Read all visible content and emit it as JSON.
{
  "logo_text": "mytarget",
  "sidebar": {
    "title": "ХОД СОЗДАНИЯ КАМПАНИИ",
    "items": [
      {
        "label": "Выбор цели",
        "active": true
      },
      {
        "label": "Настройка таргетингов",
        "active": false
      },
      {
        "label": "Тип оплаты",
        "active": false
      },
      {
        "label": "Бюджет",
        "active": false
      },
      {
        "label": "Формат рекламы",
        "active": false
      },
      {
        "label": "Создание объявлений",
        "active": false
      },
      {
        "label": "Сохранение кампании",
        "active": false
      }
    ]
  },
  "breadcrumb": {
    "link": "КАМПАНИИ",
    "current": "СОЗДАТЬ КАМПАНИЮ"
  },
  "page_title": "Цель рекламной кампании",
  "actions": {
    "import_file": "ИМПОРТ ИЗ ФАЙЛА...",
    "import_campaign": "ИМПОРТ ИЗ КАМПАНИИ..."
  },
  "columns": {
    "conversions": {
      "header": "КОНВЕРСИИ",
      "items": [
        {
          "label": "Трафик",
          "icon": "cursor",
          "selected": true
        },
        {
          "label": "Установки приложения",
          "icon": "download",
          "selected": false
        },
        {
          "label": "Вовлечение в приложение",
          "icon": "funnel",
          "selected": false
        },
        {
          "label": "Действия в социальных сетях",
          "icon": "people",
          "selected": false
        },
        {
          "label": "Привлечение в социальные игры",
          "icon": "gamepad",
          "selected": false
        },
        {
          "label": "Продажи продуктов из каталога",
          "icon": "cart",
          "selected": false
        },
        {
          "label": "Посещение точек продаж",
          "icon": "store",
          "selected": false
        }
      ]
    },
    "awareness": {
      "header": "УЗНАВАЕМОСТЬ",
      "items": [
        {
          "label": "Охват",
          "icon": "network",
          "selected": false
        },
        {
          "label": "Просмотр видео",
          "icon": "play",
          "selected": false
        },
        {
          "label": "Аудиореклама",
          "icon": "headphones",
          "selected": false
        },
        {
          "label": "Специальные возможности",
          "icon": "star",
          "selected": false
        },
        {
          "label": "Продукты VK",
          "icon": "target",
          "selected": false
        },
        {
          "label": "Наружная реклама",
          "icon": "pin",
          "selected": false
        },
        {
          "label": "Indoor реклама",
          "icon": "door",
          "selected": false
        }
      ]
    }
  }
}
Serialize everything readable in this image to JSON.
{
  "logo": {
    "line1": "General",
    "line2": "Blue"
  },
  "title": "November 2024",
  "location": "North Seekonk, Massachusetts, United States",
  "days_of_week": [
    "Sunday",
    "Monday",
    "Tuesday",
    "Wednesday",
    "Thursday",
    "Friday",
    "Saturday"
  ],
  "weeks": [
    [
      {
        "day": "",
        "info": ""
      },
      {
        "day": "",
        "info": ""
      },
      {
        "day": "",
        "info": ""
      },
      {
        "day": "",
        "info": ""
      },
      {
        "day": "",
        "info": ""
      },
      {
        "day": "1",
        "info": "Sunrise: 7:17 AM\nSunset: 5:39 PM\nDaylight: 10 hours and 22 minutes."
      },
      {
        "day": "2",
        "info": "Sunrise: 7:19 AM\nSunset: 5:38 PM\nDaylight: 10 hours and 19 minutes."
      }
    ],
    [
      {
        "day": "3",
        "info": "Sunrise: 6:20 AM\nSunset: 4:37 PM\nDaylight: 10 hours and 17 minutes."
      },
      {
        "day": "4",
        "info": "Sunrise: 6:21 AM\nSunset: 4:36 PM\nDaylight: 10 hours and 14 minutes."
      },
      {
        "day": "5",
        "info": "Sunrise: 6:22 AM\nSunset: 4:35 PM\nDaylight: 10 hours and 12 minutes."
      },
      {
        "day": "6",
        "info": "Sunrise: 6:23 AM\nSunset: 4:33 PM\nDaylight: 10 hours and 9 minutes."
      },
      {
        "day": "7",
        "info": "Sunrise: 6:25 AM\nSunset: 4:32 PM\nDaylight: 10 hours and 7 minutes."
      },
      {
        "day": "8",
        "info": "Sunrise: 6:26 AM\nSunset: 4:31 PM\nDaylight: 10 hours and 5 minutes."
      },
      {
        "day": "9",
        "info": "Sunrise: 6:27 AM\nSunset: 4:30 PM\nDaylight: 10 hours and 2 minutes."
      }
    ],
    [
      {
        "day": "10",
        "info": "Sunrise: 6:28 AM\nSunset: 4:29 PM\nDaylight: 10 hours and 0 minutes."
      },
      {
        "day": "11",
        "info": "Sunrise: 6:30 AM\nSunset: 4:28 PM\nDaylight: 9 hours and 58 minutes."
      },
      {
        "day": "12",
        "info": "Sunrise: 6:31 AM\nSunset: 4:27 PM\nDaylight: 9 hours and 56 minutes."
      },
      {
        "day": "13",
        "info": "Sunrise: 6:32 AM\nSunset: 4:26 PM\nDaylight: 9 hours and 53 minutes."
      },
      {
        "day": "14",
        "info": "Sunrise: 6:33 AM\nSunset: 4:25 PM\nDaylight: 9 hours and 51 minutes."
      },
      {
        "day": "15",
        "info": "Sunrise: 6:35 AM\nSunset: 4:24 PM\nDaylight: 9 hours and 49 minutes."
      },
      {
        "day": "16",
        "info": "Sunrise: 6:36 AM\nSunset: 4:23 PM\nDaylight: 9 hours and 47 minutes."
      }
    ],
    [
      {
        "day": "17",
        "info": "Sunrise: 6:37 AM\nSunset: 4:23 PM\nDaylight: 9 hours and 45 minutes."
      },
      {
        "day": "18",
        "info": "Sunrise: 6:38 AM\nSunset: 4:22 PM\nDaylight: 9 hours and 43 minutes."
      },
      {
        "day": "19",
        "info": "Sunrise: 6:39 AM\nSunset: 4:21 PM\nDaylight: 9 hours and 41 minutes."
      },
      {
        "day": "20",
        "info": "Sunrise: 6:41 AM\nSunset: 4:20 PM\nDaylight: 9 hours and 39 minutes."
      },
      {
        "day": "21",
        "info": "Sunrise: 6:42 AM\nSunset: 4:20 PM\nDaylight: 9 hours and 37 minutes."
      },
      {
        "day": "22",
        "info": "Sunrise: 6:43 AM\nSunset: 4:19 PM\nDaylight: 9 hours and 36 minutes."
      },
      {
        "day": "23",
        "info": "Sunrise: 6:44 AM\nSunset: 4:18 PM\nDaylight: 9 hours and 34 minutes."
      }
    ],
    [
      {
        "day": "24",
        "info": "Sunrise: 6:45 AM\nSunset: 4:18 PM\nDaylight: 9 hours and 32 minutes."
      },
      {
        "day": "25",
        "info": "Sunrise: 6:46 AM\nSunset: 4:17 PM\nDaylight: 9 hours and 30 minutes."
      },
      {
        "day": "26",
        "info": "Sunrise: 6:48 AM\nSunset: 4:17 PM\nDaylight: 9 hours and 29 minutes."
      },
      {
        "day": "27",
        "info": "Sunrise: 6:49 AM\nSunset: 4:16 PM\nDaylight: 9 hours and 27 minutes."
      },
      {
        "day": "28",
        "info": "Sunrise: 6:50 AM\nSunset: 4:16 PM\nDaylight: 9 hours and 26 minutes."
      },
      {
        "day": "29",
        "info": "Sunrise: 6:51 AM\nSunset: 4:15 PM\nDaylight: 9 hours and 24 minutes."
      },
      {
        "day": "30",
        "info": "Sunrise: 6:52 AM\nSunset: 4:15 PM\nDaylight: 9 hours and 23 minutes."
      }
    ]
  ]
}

**What needs to be done:** Without leaving anything out, give the entries again exactly.

**Result of this exercise:**
Read all visible content and emit it as JSON.
{
  "logo_text": "mytarget",
  "sidebar": {
    "title": "ХОД СОЗДАНИЯ КАМПАНИИ",
    "items": [
      {
        "label": "Выбор цели",
        "active": true
      },
      {
        "label": "Настройка таргетингов",
        "active": false
      },
      {
        "label": "Тип оплаты",
        "active": false
      },
      {
        "label": "Бюджет",
        "active": false
      },
      {
        "label": "Формат рекламы",
        "active": false
      },
      {
        "label": "Создание объявлений",
        "active": false
      },
      {
        "label": "Сохранение кампании",
        "active": false
      }
    ]
  },
  "breadcrumb": {
    "link": "КАМПАНИИ",
    "current": "СОЗДАТЬ КАМПАНИЮ"
  },
  "page_title": "Цель рекламной кампании",
  "actions": {
    "import_file": "ИМПОРТ ИЗ ФАЙЛА...",
    "import_campaign": "ИМПОРТ ИЗ КАМПАНИИ..."
  },
  "columns": {
    "conversions": {
      "header": "КОНВЕРСИИ",
      "items": [
        {
          "label": "Трафик",
          "icon": "cursor",
          "selected": true
        },
        {
          "label": "Установки приложения",
          "icon": "download",
          "selected": false
        },
        {
          "label": "Вовлечение в приложение",
          "icon": "funnel",
          "selected": false
        },
        {
          "label": "Действия в социальных сетях",
          "icon": "people",
          "selected": false
        },
        {
          "label": "Привлечение в социальные игры",
          "icon": "gamepad",
          "selected": false
        },
        {
          "label": "Продажи продуктов из каталога",
          "icon": "cart",
          "selected": false
        },
        {
          "label": "Посещение точек продаж",
          "icon": "store",
          "selected": false
        }
      ]
    },
    "awareness": {
      "header": "УЗНАВАЕМОСТЬ",
      "items": [
        {
          "label": "Охват",
          "icon": "network",
          "selected": false
        },
        {
          "label": "Просмотр видео",
          "icon": "play",
          "selected": false
        },
        {
          "label": "Аудиореклама",
          "icon": "headphones",
          "selected": false
        },
        {
          "label": "Специальные возможности",
          "icon": "star",
          "selected": false
        },
        {
          "label": "Продукты VK",
          "icon": "target",
          "selected": false
        },
        {
          "label": "Наружная реклама",
          "icon": "pin",
          "selected": false
        },
        {
          "label": "Indoor реклама",
          "icon": "door",
          "selected": false
        }
      ]
    }
  }
}
Serialize everything readable in this image to JSON.
{
  "logo": {
    "line1": "General",
    "line2": "Blue"
  },
  "title": "November 2024",
  "location": "North Seekonk, Massachusetts, United States",
  "days_of_week": [
    "Sunday",
    "Monday",
    "Tuesday",
    "Wednesday",
    "Thursday",
    "Friday",
    "Saturday"
  ],
  "weeks": [
    [
      {
        "day": "",
        "info": ""
      },
      {
        "day": "",
        "info": ""
      },
      {
        "day": "",
        "info": ""
      },
      {
        "day": "",
        "info": ""
      },
      {
        "day": "",
        "info": ""
      },
      {
        "day": "1",
        "info": "Sunrise: 7:17 AM\nSunset: 5:39 PM\nDaylight: 10 hours and 22 minutes."
      },
      {
        "day": "2",
        "info": "Sunrise: 7:19 AM\nSunset: 5:38 PM\nDaylight: 10 hours and 19 minutes."
      }
    ],
    [
      {
        "day": "3",
        "info": "Sunrise: 6:20 AM\nSunset: 4:37 PM\nDaylight: 10 hours and 17 minutes."
      },
      {
        "day": "4",
        "info": "Sunrise: 6:21 AM\nSunset: 4:36 PM\nDaylight: 10 hours and 14 minutes."
      },
      {
        "day": "5",
        "info": "Sunrise: 6:22 AM\nSunset: 4:35 PM\nDaylight: 10 hours and 12 minutes."
      },
      {
        "day": "6",
        "info": "Sunrise: 6:23 AM\nSunset: 4:33 PM\nDaylight: 10 hours and 9 minutes."
      },
      {
        "day": "7",
        "info": "Sunrise: 6:25 AM\nSunset: 4:32 PM\nDaylight: 10 hours and 7 minutes."
      },
      {
        "day": "8",
        "info": "Sunrise: 6:26 AM\nSunset: 4:31 PM\nDaylight: 10 hours and 5 minutes."
      },
      {
        "day": "9",
        "info": "Sunrise: 6:27 AM\nSunset: 4:30 PM\nDaylight: 10 hours and 2 minutes."
      }
    ],
    [
      {
        "day": "10",
        "info": "Sunrise: 6:28 AM\nSunset: 4:29 PM\nDaylight: 10 hours and 0 minutes."
      },
      {
        "day": "11",
        "info": "Sunrise: 6:30 AM\nSunset: 4:28 PM\nDaylight: 9 hours and 58 minutes."
      },
      {
        "day": "12",
        "info": "Sunrise: 6:31 AM\nSunset: 4:27 PM\nDaylight: 9 hours and 56 minutes."
      },
      {
        "day": "13",
        "info": "Sunrise: 6:32 AM\nSunset: 4:26 PM\nDaylight: 9 hours and 53 minutes."
      },
      {
        "day": "14",
        "info": "Sunrise: 6:33 AM\nSunset: 4:25 PM\nDaylight: 9 hours and 51 minutes."
      },
      {
        "day": "15",
        "info": "Sunrise: 6:35 AM\nSunset: 4:24 PM\nDaylight: 9 hours and 49 minutes."
      },
      {
        "day": "16",
        "info": "Sunrise: 6:36 AM\nSunset: 4:23 PM\nDaylight: 9 hours and 47 minutes."
      }
    ],
    [
      {
        "day": "17",
        "info": "Sunrise: 6:37 AM\nSunset: 4:23 PM\nDaylight: 9 hours and 45 minutes."
      },
      {
        "day": "18",
        "info": "Sunrise: 6:38 AM\nSunset: 4:22 PM\nDaylight: 9 hours and 43 minutes."
      },
      {
        "day": "19",
        "info": "Sunrise: 6:39 AM\nSunset: 4:21 PM\nDaylight: 9 hours and 41 minutes."
      },
      {
        "day": "20",
        "info": "Sunrise: 6:41 AM\nSunset: 4:20 PM\nDaylight: 9 hours and 39 minutes."
      },
      {
        "day": "21",
        "info": "Sunrise: 6:42 AM\nSunset: 4:20 PM\nDaylight: 9 hours and 37 minutes."
      },
      {
        "day": "22",
        "info": "Sunrise: 6:43 AM\nSunset: 4:19 PM\nDaylight: 9 hours and 36 minutes."
      },
      {
        "day": "23",
        "info": "Sunrise: 6:44 AM\nSunset: 4:18 PM\nDaylight: 9 hours and 34 minutes."
      }
    ],
    [
      {
        "day": "24",
        "info": "Sunrise: 6:45 AM\nSunset: 4:18 PM\nDaylight: 9 hours and 32 minutes."
      },
      {
        "day": "25",
        "info": "Sunrise: 6:46 AM\nSunset: 4:17 PM\nDaylight: 9 hours and 30 minutes."
      },
      {
        "day": "26",
        "info": "Sunrise: 6:48 AM\nSunset: 4:17 PM\nDaylight: 9 hours and 29 minutes."
      },
      {
        "day": "27",
        "info": "Sunrise: 6:49 AM\nSunset: 4:16 PM\nDaylight: 9 hours and 27 minutes."
      },
      {
        "day": "28",
        "info": "Sunrise: 6:50 AM\nSunset: 4:16 PM\nDaylight: 9 hours and 26 minutes."
      },
      {
        "day": "29",
        "info": "Sunrise: 6:51 AM\nSunset: 4:15 PM\nDaylight: 9 hours and 24 minutes."
      },
      {
        "day": "30",
        "info": "Sunrise: 6:52 AM\nSunset: 4:15 PM\nDaylight: 9 hours and 23 minutes."
      }
    ]
  ]
}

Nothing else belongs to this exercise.